### BRIEF
Could you write out the records below exactly as they appear?

### TASK MATERIAL
══════════════════════════════
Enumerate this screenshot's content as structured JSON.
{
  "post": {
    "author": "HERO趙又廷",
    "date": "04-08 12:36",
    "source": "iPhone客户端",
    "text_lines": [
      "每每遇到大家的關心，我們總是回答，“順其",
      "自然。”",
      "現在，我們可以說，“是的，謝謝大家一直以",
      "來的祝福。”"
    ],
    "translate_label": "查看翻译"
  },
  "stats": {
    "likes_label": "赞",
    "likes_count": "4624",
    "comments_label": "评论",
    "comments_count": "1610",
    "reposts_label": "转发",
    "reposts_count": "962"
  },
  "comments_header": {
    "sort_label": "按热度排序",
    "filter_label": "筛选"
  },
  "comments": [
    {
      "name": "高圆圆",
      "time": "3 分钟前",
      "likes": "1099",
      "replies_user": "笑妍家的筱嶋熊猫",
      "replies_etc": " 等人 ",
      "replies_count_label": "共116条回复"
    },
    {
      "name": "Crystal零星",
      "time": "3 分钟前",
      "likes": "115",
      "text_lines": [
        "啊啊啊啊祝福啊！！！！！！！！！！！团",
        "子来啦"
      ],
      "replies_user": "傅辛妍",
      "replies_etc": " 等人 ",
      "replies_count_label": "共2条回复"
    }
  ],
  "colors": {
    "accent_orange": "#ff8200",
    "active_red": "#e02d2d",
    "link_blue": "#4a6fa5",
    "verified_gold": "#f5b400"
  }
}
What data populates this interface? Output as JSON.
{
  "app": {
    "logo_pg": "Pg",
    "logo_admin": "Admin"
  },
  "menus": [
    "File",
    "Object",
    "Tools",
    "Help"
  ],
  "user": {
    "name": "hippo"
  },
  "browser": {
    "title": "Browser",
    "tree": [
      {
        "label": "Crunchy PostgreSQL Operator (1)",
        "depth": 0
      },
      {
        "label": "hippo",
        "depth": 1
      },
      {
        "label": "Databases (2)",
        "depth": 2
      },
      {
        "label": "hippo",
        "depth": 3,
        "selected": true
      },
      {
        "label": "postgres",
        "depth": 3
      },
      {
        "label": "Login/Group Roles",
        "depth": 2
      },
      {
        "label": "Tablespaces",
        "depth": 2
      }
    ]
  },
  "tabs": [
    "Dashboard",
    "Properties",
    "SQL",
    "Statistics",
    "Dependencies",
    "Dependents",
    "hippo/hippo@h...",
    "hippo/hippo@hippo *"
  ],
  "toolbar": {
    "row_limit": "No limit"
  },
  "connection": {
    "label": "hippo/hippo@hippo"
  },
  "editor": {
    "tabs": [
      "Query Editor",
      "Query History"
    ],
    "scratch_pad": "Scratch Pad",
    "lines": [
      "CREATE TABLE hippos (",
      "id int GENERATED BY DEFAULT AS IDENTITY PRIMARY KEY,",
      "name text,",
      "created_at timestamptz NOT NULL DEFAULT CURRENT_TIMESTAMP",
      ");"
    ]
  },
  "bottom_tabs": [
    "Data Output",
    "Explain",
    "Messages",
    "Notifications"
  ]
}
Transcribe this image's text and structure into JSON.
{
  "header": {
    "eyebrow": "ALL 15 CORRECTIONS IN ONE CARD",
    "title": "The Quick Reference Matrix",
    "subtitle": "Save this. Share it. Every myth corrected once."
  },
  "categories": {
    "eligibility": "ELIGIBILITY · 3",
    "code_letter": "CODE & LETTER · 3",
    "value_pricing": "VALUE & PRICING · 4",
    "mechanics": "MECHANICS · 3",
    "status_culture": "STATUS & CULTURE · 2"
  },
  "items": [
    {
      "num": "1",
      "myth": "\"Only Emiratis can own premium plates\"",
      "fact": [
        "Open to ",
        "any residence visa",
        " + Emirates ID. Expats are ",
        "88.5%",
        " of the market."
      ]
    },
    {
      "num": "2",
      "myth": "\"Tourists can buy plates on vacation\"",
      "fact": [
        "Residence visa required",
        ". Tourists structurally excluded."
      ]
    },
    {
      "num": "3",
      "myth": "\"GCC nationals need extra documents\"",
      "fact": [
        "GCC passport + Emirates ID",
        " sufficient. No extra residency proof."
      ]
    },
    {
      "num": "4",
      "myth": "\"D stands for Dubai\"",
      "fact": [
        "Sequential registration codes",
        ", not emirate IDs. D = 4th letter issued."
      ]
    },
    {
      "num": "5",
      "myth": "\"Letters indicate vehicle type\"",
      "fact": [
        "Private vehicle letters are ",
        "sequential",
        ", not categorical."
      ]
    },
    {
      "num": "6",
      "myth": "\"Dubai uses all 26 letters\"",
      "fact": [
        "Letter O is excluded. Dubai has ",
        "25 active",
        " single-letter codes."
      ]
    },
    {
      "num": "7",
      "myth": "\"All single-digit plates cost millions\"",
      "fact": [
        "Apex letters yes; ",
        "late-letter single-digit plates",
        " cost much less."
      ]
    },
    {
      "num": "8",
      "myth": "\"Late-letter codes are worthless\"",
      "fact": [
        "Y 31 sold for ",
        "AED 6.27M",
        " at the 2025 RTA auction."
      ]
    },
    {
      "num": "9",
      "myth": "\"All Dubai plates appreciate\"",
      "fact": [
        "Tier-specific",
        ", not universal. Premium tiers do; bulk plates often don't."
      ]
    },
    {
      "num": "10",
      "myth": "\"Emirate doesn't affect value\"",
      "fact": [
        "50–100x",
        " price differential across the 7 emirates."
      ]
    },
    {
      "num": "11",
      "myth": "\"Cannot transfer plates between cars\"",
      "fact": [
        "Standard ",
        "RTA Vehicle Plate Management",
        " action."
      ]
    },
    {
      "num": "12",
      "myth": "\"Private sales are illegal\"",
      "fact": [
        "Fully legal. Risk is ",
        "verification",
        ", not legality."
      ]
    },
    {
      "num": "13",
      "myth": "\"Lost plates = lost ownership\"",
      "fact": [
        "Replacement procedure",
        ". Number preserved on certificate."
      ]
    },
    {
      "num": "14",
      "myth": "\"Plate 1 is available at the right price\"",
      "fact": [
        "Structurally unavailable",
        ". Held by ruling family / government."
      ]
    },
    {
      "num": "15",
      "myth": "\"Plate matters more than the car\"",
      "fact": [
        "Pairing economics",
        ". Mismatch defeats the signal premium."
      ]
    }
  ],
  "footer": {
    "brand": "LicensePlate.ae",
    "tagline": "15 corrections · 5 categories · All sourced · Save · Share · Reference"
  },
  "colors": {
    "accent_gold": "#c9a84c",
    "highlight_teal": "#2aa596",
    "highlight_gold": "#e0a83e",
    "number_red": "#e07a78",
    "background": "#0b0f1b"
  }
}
══════════════════════════════
### THE RESPONSE
Enumerate this screenshot's content as structured JSON.
{
  "post": {
    "author": "HERO趙又廷",
    "date": "04-08 12:36",
    "source": "iPhone客户端",
    "text_lines": [
      "每每遇到大家的關心，我們總是回答，“順其",
      "自然。”",
      "現在，我們可以說，“是的，謝謝大家一直以",
      "來的祝福。”"
    ],
    "translate_label": "查看翻译"
  },
  "stats": {
    "likes_label": "赞",
    "likes_count": "4624",
    "comments_label": "评论",
    "comments_count": "1610",
    "reposts_label": "转发",
    "reposts_count": "962"
  },
  "comments_header": {
    "sort_label": "按热度排序",
    "filter_label": "筛选"
  },
  "comments": [
    {
      "name": "高圆圆",
      "time": "3 分钟前",
      "likes": "1099",
      "replies_user": "笑妍家的筱嶋熊猫",
      "replies_etc": " 等人 ",
      "replies_count_label": "共116条回复"
    },
    {
      "name": "Crystal零星",
      "time": "3 分钟前",
      "likes": "115",
      "text_lines": [
        "啊啊啊啊祝福啊！！！！！！！！！！！团",
        "子来啦"
      ],
      "replies_user": "傅辛妍",
      "replies_etc": " 等人 ",
      "replies_count_label": "共2条回复"
    }
  ],
  "colors": {
    "accent_orange": "#ff8200",
    "active_red": "#e02d2d",
    "link_blue": "#4a6fa5",
    "verified_gold": "#f5b400"
  }
}
What data populates this interface? Output as JSON.
{
  "app": {
    "logo_pg": "Pg",
    "logo_admin": "Admin"
  },
  "menus": [
    "File",
    "Object",
    "Tools",
    "Help"
  ],
  "user": {
    "name": "hippo"
  },
  "browser": {
    "title": "Browser",
    "tree": [
      {
        "label": "Crunchy PostgreSQL Operator (1)",
        "depth": 0
      },
      {
        "label": "hippo",
        "depth": 1
      },
      {
        "label": "Databases (2)",
        "depth": 2
      },
      {
        "label": "hippo",
        "depth": 3,
        "selected": true
      },
      {
        "label": "postgres",
        "depth": 3
      },
      {
        "label": "Login/Group Roles",
        "depth": 2
      },
      {
        "label": "Tablespaces",
        "depth": 2
      }
    ]
  },
  "tabs": [
    "Dashboard",
    "Properties",
    "SQL",
    "Statistics",
    "Dependencies",
    "Dependents",
    "hippo/hippo@h...",
    "hippo/hippo@hippo *"
  ],
  "toolbar": {
    "row_limit": "No limit"
  },
  "connection": {
    "label": "hippo/hippo@hippo"
  },
  "editor": {
    "tabs": [
      "Query Editor",
      "Query History"
    ],
    "scratch_pad": "Scratch Pad",
    "lines": [
      "CREATE TABLE hippos (",
      "id int GENERATED BY DEFAULT AS IDENTITY PRIMARY KEY,",
      "name text,",
      "created_at timestamptz NOT NULL DEFAULT CURRENT_TIMESTAMP",
      ");"
    ]
  },
  "bottom_tabs": [
    "Data Output",
    "Explain",
    "Messages",
    "Notifications"
  ]
}
Transcribe this image's text and structure into JSON.
{
  "header": {
    "eyebrow": "ALL 15 CORRECTIONS IN ONE CARD",
    "title": "The Quick Reference Matrix",
    "subtitle": "Save this. Share it. Every myth corrected once."
  },
  "categories": {
    "eligibility": "ELIGIBILITY · 3",
    "code_letter": "CODE & LETTER · 3",
    "value_pricing": "VALUE & PRICING · 4",
    "mechanics": "MECHANICS · 3",
    "status_culture": "STATUS & CULTURE · 2"
  },
  "items": [
    {
      "num": "1",
      "myth": "\"Only Emiratis can own premium plates\"",
      "fact": [
        "Open to ",
        "any residence visa",
        " + Emirates ID. Expats are ",
        "88.5%",
        " of the market."
      ]
    },
    {
      "num": "2",
      "myth": "\"Tourists can buy plates on vacation\"",
      "fact": [
        "Residence visa required",
        ". Tourists structurally excluded."
      ]
    },
    {
      "num": "3",
      "myth": "\"GCC nationals need extra documents\"",
      "fact": [
        "GCC passport + Emirates ID",
        " sufficient. No extra residency proof."
      ]
    },
    {
      "num": "4",
      "myth": "\"D stands for Dubai\"",
      "fact": [
        "Sequential registration codes",
        ", not emirate IDs. D = 4th letter issued."
      ]
    },
    {
      "num": "5",
      "myth": "\"Letters indicate vehicle type\"",
      "fact": [
        "Private vehicle letters are ",
        "sequential",
        ", not categorical."
      ]
    },
    {
      "num": "6",
      "myth": "\"Dubai uses all 26 letters\"",
      "fact": [
        "Letter O is excluded. Dubai has ",
        "25 active",
        " single-letter codes."
      ]
    },
    {
      "num": "7",
      "myth": "\"All single-digit plates cost millions\"",
      "fact": [
        "Apex letters yes; ",
        "late-letter single-digit plates",
        " cost much less."
      ]
    },
    {
      "num": "8",
      "myth": "\"Late-letter codes are worthless\"",
      "fact": [
        "Y 31 sold for ",
        "AED 6.27M",
        " at the 2025 RTA auction."
      ]
    },
    {
      "num": "9",
      "myth": "\"All Dubai plates appreciate\"",
      "fact": [
        "Tier-specific",
        ", not universal. Premium tiers do; bulk plates often don't."
      ]
    },
    {
      "num": "10",
      "myth": "\"Emirate doesn't affect value\"",
      "fact": [
        "50–100x",
        " price differential across the 7 emirates."
      ]
    },
    {
      "num": "11",
      "myth": "\"Cannot transfer plates between cars\"",
      "fact": [
        "Standard ",
        "RTA Vehicle Plate Management",
        " action."
      ]
    },
    {
      "num": "12",
      "myth": "\"Private sales are illegal\"",
      "fact": [
        "Fully legal. Risk is ",
        "verification",
        ", not legality."
      ]
    },
    {
      "num": "13",
      "myth": "\"Lost plates = lost ownership\"",
      "fact": [
        "Replacement procedure",
        ". Number preserved on certificate."
      ]
    },
    {
      "num": "14",
      "myth": "\"Plate 1 is available at the right price\"",
      "fact": [
        "Structurally unavailable",
        ". Held by ruling family / government."
      ]
    },
    {
      "num": "15",
      "myth": "\"Plate matters more than the car\"",
      "fact": [
        "Pairing economics",
        ". Mismatch defeats the signal premium."
      ]
    }
  ],
  "footer": {
    "brand": "LicensePlate.ae",
    "tagline": "15 corrections · 5 categories · All sourced · Save · Share · Reference"
  },
  "colors": {
    "accent_gold": "#c9a84c",
    "highlight_teal": "#2aa596",
    "highlight_gold": "#e0a83e",
    "number_red": "#e07a78",
    "background": "#0b0f1b"
  }
}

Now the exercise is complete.